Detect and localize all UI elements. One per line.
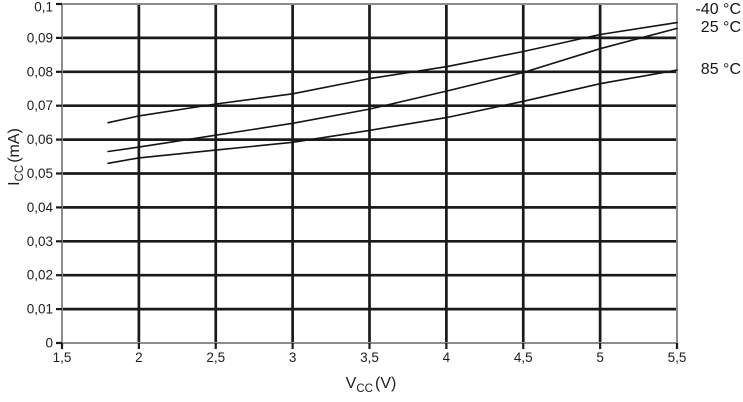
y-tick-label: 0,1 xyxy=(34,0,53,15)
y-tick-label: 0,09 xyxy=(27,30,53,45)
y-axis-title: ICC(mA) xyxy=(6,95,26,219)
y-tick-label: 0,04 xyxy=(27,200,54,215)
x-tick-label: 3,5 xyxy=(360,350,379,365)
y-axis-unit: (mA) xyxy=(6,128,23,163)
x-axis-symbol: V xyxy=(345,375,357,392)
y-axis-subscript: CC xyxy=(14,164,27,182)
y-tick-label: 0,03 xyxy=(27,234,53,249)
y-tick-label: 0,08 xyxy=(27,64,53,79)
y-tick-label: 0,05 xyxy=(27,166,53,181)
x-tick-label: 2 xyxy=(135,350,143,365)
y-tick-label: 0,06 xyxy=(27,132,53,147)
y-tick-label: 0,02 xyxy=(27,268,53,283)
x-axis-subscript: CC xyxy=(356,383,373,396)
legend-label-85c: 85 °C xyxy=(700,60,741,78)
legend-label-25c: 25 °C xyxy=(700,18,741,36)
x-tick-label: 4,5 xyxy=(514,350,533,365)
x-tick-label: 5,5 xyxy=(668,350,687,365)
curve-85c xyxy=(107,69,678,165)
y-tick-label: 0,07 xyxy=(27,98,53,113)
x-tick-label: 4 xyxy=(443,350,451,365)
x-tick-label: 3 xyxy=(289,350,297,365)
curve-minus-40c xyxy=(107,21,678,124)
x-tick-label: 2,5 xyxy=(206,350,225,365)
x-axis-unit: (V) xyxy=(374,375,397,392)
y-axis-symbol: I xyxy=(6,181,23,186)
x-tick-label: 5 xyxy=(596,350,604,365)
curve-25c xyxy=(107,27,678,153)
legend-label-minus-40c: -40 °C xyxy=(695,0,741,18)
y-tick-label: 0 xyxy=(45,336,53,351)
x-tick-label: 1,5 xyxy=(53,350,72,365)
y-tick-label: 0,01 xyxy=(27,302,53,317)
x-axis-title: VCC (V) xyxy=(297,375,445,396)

+ + + +

DIE AUFGABE: Zieh aus den Zeilen oben alle heraus, in denen die Zeichenfolge „minus“ vorkommt.

ERGEBNIS:
curve-minus-40c xyxy=(107,21,678,124)
legend-label-minus-40c: -40 °C xyxy=(695,0,741,18)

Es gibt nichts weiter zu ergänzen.